======== Input material ========

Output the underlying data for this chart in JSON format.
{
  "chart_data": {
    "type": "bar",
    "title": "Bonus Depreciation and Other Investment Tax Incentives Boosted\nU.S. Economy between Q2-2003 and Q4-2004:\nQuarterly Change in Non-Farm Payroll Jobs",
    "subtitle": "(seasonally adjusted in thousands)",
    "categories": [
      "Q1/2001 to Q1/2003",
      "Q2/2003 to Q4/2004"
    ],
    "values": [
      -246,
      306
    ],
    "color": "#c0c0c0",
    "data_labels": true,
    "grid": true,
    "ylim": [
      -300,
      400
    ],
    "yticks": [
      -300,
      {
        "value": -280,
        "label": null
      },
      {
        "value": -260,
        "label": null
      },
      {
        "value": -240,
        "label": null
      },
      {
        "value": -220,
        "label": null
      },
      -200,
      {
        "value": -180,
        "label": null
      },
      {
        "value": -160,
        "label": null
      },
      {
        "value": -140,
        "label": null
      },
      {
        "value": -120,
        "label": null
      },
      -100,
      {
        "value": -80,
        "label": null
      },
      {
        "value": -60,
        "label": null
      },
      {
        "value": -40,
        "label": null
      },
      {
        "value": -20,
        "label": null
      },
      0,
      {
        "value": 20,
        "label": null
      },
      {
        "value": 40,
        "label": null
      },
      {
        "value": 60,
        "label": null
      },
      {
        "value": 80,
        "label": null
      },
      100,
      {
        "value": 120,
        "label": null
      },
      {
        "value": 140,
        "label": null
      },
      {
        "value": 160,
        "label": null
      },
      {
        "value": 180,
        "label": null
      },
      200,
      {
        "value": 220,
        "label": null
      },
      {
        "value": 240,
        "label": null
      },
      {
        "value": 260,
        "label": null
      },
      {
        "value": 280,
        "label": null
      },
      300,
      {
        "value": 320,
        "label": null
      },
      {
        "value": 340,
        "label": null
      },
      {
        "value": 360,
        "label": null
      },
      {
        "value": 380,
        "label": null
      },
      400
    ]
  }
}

========

Produce a verbatim transcription of the entries above.

Output the underlying data for this chart in JSON format.
{
  "chart_data": {
    "type": "bar",
    "title": "Bonus Depreciation and Other Investment Tax Incentives Boosted\nU.S. Economy between Q2-2003 and Q4-2004:\nQuarterly Change in Non-Farm Payroll Jobs",
    "subtitle": "(seasonally adjusted in thousands)",
    "categories": [
      "Q1/2001 to Q1/2003",
      "Q2/2003 to Q4/2004"
    ],
    "values": [
      -246,
      306
    ],
    "color": "#c0c0c0",
    "data_labels": true,
    "grid": true,
    "ylim": [
      -300,
      400
    ],
    "yticks": [
      -300,
      {
        "value": -280,
        "label": null
      },
      {
        "value": -260,
        "label": null
      },
      {
        "value": -240,
        "label": null
      },
      {
        "value": -220,
        "label": null
      },
      -200,
      {
        "value": -180,
        "label": null
      },
      {
        "value": -160,
        "label": null
      },
      {
        "value": -140,
        "label": null
      },
      {
        "value": -120,
        "label": null
      },
      -100,
      {
        "value": -80,
        "label": null
      },
      {
        "value": -60,
        "label": null
      },
      {
        "value": -40,
        "label": null
      },
      {
        "value": -20,
        "label": null
      },
      0,
      {
        "value": 20,
        "label": null
      },
      {
        "value": 40,
        "label": null
      },
      {
        "value": 60,
        "label": null
      },
      {
        "value": 80,
        "label": null
      },
      100,
      {
        "value": 120,
        "label": null
      },
      {
        "value": 140,
        "label": null
      },
      {
        "value": 160,
        "label": null
      },
      {
        "value": 180,
        "label": null
      },
      200,
      {
        "value": 220,
        "label": null
      },
      {
        "value": 240,
        "label": null
      },
      {
        "value": 260,
        "label": null
      },
      {
        "value": 280,
        "label": null
      },
      300,
      {
        "value": 320,
        "label": null
      },
      {
        "value": 340,
        "label": null
      },
      {
        "value": 360,
        "label": null
      },
      {
        "value": 380,
        "label": null
      },
      400
    ]
  }
}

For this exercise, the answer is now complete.